Stored rows:

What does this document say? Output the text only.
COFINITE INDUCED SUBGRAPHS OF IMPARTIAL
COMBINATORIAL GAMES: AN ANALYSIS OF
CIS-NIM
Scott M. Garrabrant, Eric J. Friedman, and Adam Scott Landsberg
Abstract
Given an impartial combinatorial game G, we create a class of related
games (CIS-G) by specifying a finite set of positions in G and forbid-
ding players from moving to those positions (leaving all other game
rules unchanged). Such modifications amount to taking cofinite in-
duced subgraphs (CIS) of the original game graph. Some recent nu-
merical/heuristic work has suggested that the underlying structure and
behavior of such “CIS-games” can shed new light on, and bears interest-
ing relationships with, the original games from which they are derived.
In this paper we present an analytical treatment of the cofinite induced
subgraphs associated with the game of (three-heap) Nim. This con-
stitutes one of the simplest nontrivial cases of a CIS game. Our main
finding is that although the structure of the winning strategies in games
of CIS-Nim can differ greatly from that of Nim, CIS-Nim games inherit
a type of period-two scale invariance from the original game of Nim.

Objective: State how many lines above contain the string "that", with no other words.

Completed exercise: 3